Without the pictures, give the entries below again exactly as written.

Stored data entries:

(begin)

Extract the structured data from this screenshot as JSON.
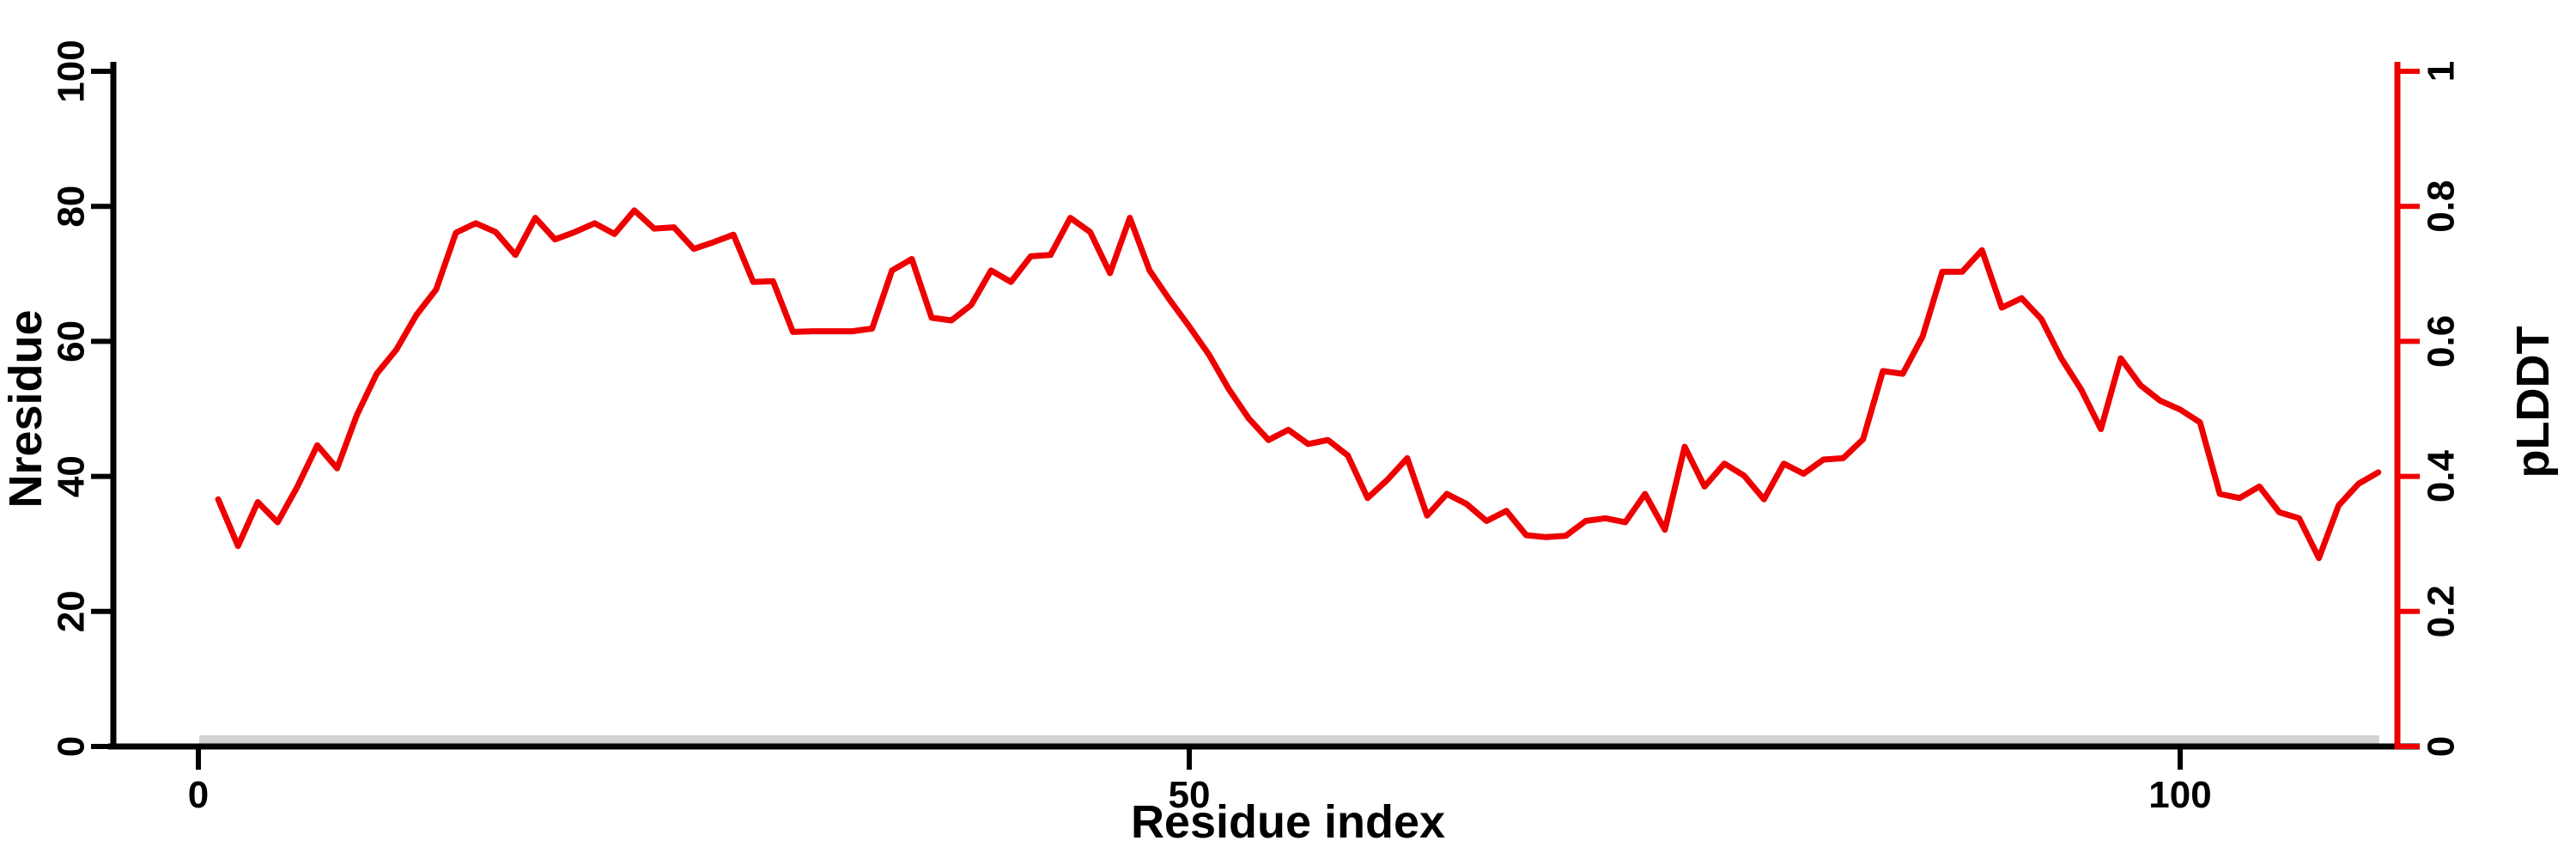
{
  "figure": {
    "background": "#ffffff"
  },
  "chart_data": {
    "type": "line",
    "title": "",
    "xlabel": "Residue index",
    "ylabel_left": "Nresidue",
    "ylabel_right": "pLDDT",
    "x_ticks": [
      0,
      50,
      100
    ],
    "xlim": [
      0,
      111
    ],
    "yleft_ticks": [
      0,
      20,
      40,
      60,
      80,
      100
    ],
    "yleft_lim": [
      0,
      100
    ],
    "yright_ticks": [
      "0",
      "0.2",
      "0.4",
      "0.6",
      "0.8",
      "1"
    ],
    "yright_lim": [
      0,
      1
    ],
    "grid": false,
    "legend": "none",
    "colors": {
      "axis_left": "#000000",
      "axis_bottom": "#000000",
      "axis_right": "#ee0000",
      "line": "#ee0000",
      "chain_bar": "#d2d2d2"
    },
    "series": [
      {
        "name": "pLDDT",
        "color": "#ee0000",
        "x_start_residue": 1,
        "values": [
          0.366,
          0.297,
          0.362,
          0.332,
          0.385,
          0.446,
          0.412,
          0.491,
          0.552,
          0.588,
          0.639,
          0.677,
          0.761,
          0.775,
          0.762,
          0.728,
          0.783,
          0.751,
          0.762,
          0.775,
          0.759,
          0.794,
          0.767,
          0.769,
          0.737,
          0.747,
          0.758,
          0.688,
          0.689,
          0.614,
          0.615,
          0.615,
          0.615,
          0.619,
          0.705,
          0.722,
          0.635,
          0.631,
          0.654,
          0.705,
          0.688,
          0.726,
          0.728,
          0.783,
          0.762,
          0.701,
          0.783,
          0.705,
          0.662,
          0.622,
          0.58,
          0.529,
          0.486,
          0.454,
          0.469,
          0.448,
          0.454,
          0.431,
          0.368,
          0.395,
          0.427,
          0.342,
          0.374,
          0.359,
          0.334,
          0.349,
          0.313,
          0.31,
          0.312,
          0.334,
          0.338,
          0.332,
          0.374,
          0.321,
          0.444,
          0.385,
          0.419,
          0.401,
          0.366,
          0.419,
          0.404,
          0.425,
          0.427,
          0.455,
          0.556,
          0.552,
          0.607,
          0.703,
          0.703,
          0.735,
          0.65,
          0.664,
          0.633,
          0.575,
          0.529,
          0.47,
          0.575,
          0.535,
          0.512,
          0.499,
          0.48,
          0.374,
          0.368,
          0.385,
          0.347,
          0.338,
          0.279,
          0.357,
          0.389,
          0.406
        ]
      }
    ],
    "annotations": [
      {
        "type": "segment_bar",
        "name": "chain-coverage-bar",
        "x_from": 0,
        "x_to": 110,
        "y_left_units": 1,
        "color": "#d2d2d2"
      }
    ]
  }
}
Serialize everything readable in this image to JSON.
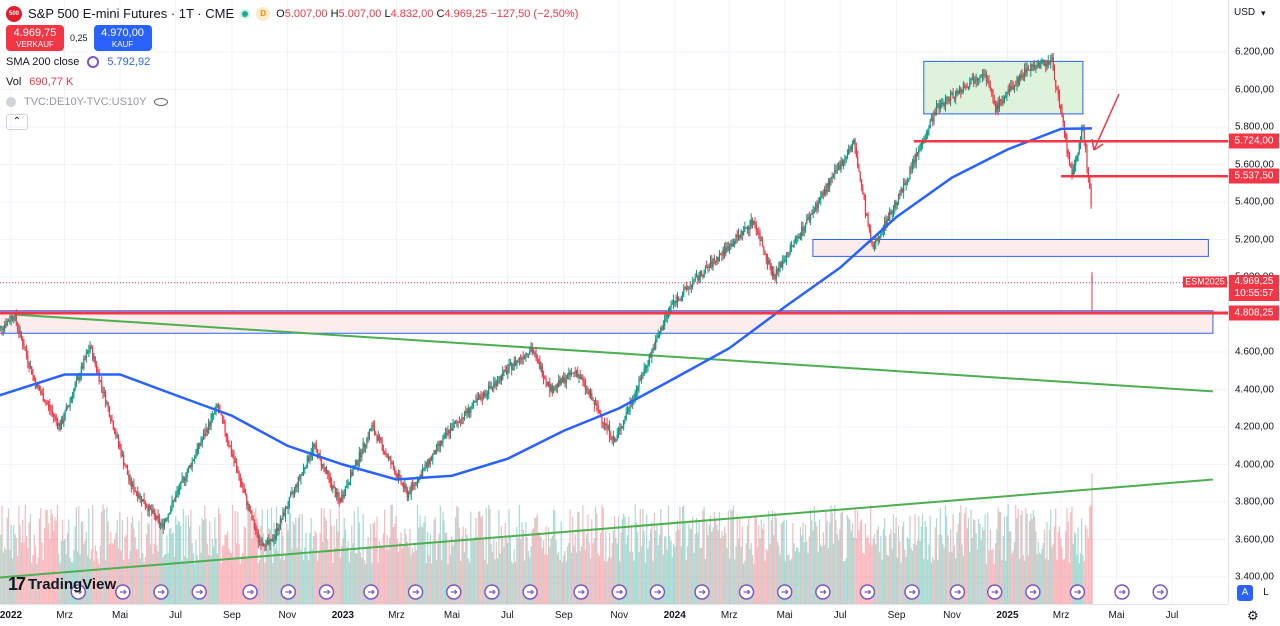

(end)

Solved exercise
Extract the structured data from this screenshot as JSON.
{
  "figure": {
    "background": "#ffffff"
  },
  "chart_data": {
    "type": "line",
    "title": "",
    "xlabel": "Residue index",
    "ylabel_left": "Nresidue",
    "ylabel_right": "pLDDT",
    "x_ticks": [
      0,
      50,
      100
    ],
    "xlim": [
      0,
      111
    ],
    "yleft_ticks": [
      0,
      20,
      40,
      60,
      80,
      100
    ],
    "yleft_lim": [
      0,
      100
    ],
    "yright_ticks": [
      "0",
      "0.2",
      "0.4",
      "0.6",
      "0.8",
      "1"
    ],
    "yright_lim": [
      0,
      1
    ],
    "grid": false,
    "legend": "none",
    "colors": {
      "axis_left": "#000000",
      "axis_bottom": "#000000",
      "axis_right": "#ee0000",
      "line": "#ee0000",
      "chain_bar": "#d2d2d2"
    },
    "series": [
      {
        "name": "pLDDT",
        "color": "#ee0000",
        "x_start_residue": 1,
        "values": [
          0.366,
          0.297,
          0.362,
          0.332,
          0.385,
          0.446,
          0.412,
          0.491,
          0.552,
          0.588,
          0.639,
          0.677,
          0.761,
          0.775,
          0.762,
          0.728,
          0.783,
          0.751,
          0.762,
          0.775,
          0.759,
          0.794,
          0.767,
          0.769,
          0.737,
          0.747,
          0.758,
          0.688,
          0.689,
          0.614,
          0.615,
          0.615,
          0.615,
          0.619,
          0.705,
          0.722,
          0.635,
          0.631,
          0.654,
          0.705,
          0.688,
          0.726,
          0.728,
          0.783,
          0.762,
          0.701,
          0.783,
          0.705,
          0.662,
          0.622,
          0.58,
          0.529,
          0.486,
          0.454,
          0.469,
          0.448,
          0.454,
          0.431,
          0.368,
          0.395,
          0.427,
          0.342,
          0.374,
          0.359,
          0.334,
          0.349,
          0.313,
          0.31,
          0.312,
          0.334,
          0.338,
          0.332,
          0.374,
          0.321,
          0.444,
          0.385,
          0.419,
          0.401,
          0.366,
          0.419,
          0.404,
          0.425,
          0.427,
          0.455,
          0.556,
          0.552,
          0.607,
          0.703,
          0.703,
          0.735,
          0.65,
          0.664,
          0.633,
          0.575,
          0.529,
          0.47,
          0.575,
          0.535,
          0.512,
          0.499,
          0.48,
          0.374,
          0.368,
          0.385,
          0.347,
          0.338,
          0.279,
          0.357,
          0.389,
          0.406
        ]
      }
    ],
    "annotations": [
      {
        "type": "segment_bar",
        "name": "chain-coverage-bar",
        "x_from": 0,
        "x_to": 110,
        "y_left_units": 1,
        "color": "#d2d2d2"
      }
    ]
  }
}
Serialize everything readable in this image to JSON.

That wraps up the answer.